■ **ACTIVITY**
Extract all lines from the data beneath that include the word "Seeds".
*** Opening of GIVEN ENTRIES ***
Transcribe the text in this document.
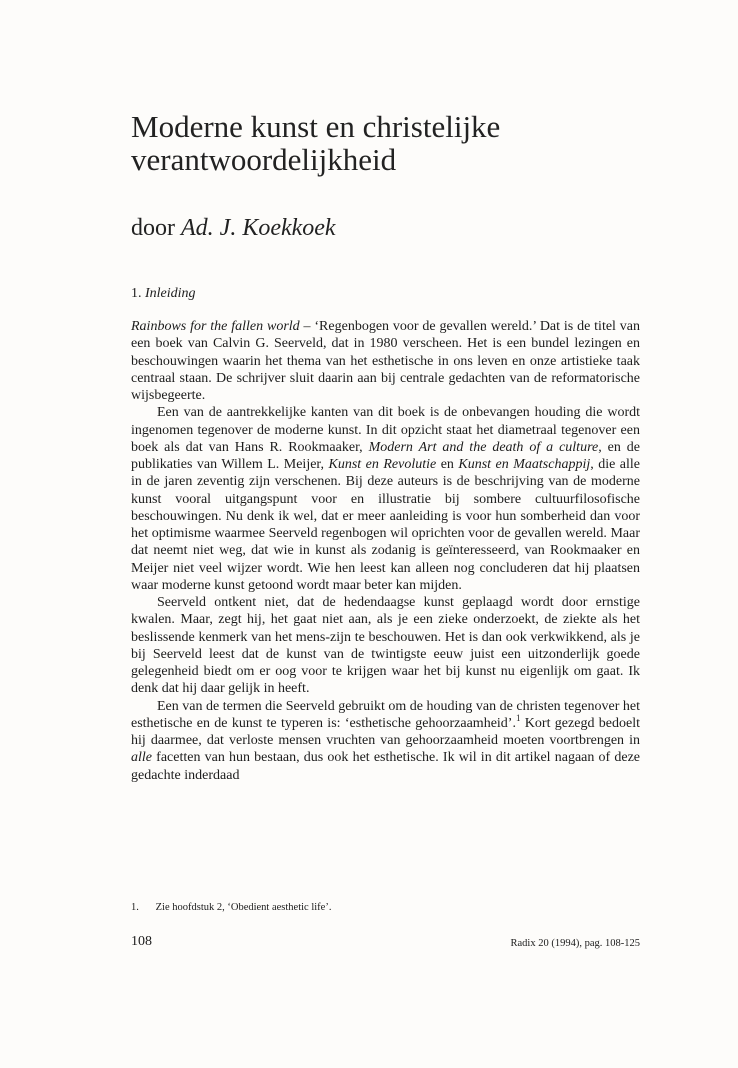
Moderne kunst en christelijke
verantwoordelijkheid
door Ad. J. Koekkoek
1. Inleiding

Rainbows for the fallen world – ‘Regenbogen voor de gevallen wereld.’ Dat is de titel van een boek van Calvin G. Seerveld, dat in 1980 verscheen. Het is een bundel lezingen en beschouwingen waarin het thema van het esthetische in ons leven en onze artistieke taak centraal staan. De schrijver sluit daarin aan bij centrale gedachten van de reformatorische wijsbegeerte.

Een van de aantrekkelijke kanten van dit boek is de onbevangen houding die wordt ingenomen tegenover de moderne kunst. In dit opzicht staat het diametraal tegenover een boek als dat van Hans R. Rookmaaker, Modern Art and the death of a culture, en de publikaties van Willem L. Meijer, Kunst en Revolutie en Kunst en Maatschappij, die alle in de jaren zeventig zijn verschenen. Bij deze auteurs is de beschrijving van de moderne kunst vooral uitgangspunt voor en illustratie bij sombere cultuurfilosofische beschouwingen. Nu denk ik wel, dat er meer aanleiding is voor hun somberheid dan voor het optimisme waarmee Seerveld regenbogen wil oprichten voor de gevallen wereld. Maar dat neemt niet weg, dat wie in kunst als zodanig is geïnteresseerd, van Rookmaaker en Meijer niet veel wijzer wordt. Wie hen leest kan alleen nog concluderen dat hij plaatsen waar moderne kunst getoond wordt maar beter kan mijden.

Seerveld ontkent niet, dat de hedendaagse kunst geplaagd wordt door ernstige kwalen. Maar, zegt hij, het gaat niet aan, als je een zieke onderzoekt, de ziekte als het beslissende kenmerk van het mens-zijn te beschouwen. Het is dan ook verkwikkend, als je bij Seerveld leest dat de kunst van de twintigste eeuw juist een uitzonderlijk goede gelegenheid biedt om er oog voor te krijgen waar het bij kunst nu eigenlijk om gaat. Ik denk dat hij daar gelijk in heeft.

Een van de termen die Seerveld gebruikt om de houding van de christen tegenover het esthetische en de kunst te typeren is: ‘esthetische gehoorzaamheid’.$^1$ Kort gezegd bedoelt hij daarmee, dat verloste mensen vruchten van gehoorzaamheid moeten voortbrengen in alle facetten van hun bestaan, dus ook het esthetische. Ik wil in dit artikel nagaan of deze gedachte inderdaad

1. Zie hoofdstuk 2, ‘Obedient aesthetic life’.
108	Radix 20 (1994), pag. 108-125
*** Close of GIVEN ENTRIES ***
*** Opening of GIVEN ENTRIES ***
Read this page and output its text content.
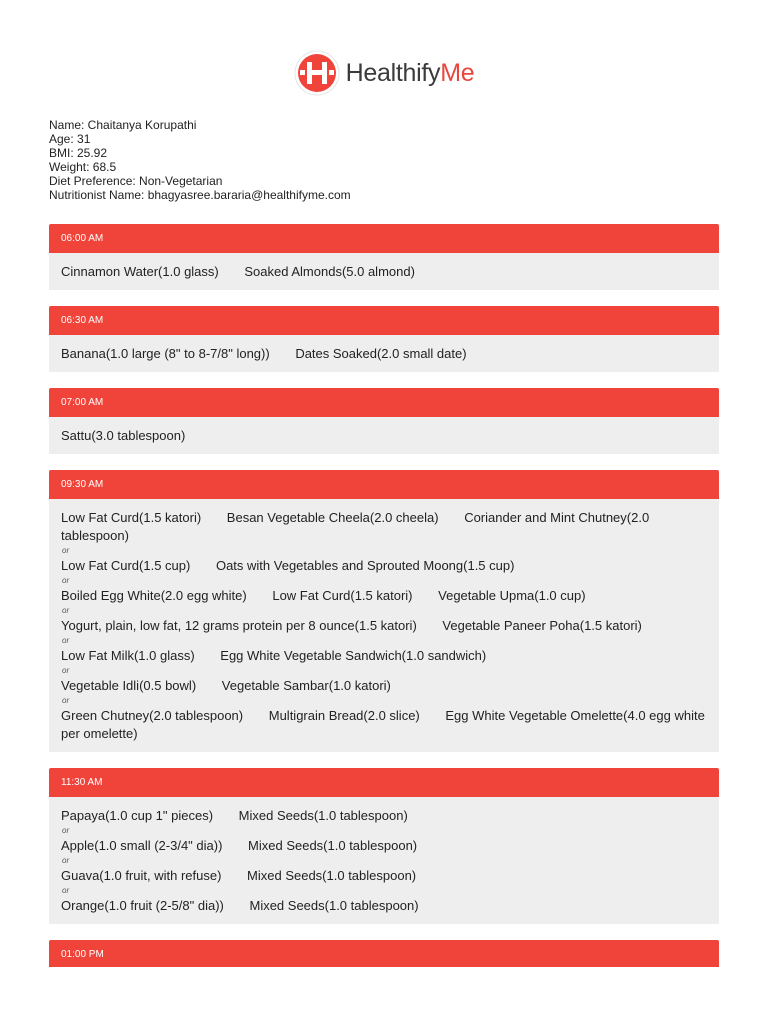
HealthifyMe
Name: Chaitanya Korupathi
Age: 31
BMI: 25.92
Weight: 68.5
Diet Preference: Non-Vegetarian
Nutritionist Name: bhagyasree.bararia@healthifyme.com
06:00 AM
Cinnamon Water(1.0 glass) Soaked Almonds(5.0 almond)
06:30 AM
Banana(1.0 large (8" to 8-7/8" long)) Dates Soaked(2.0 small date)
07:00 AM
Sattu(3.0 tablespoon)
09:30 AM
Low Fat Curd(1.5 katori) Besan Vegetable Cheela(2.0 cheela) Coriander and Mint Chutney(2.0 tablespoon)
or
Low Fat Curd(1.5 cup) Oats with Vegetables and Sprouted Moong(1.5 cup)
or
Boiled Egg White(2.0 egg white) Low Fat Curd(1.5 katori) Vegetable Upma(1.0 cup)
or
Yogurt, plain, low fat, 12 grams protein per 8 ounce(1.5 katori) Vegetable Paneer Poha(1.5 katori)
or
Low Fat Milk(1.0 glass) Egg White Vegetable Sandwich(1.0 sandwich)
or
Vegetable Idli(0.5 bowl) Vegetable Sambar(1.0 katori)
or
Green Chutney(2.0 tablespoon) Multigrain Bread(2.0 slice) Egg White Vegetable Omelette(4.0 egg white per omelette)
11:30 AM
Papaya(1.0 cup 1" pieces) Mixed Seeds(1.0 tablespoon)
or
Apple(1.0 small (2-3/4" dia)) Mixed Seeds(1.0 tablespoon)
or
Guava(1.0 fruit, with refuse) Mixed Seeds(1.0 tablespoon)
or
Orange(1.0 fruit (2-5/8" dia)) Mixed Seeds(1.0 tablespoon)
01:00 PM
*** Close of GIVEN ENTRIES ***
■ **SOLUTION FOR THIS EXERCISE**
Papaya(1.0 cup 1" pieces) Mixed Seeds(1.0 tablespoon)
Apple(1.0 small (2-3/4" dia)) Mixed Seeds(1.0 tablespoon)
Guava(1.0 fruit, with refuse) Mixed Seeds(1.0 tablespoon)
Orange(1.0 fruit (2-5/8" dia)) Mixed Seeds(1.0 tablespoon)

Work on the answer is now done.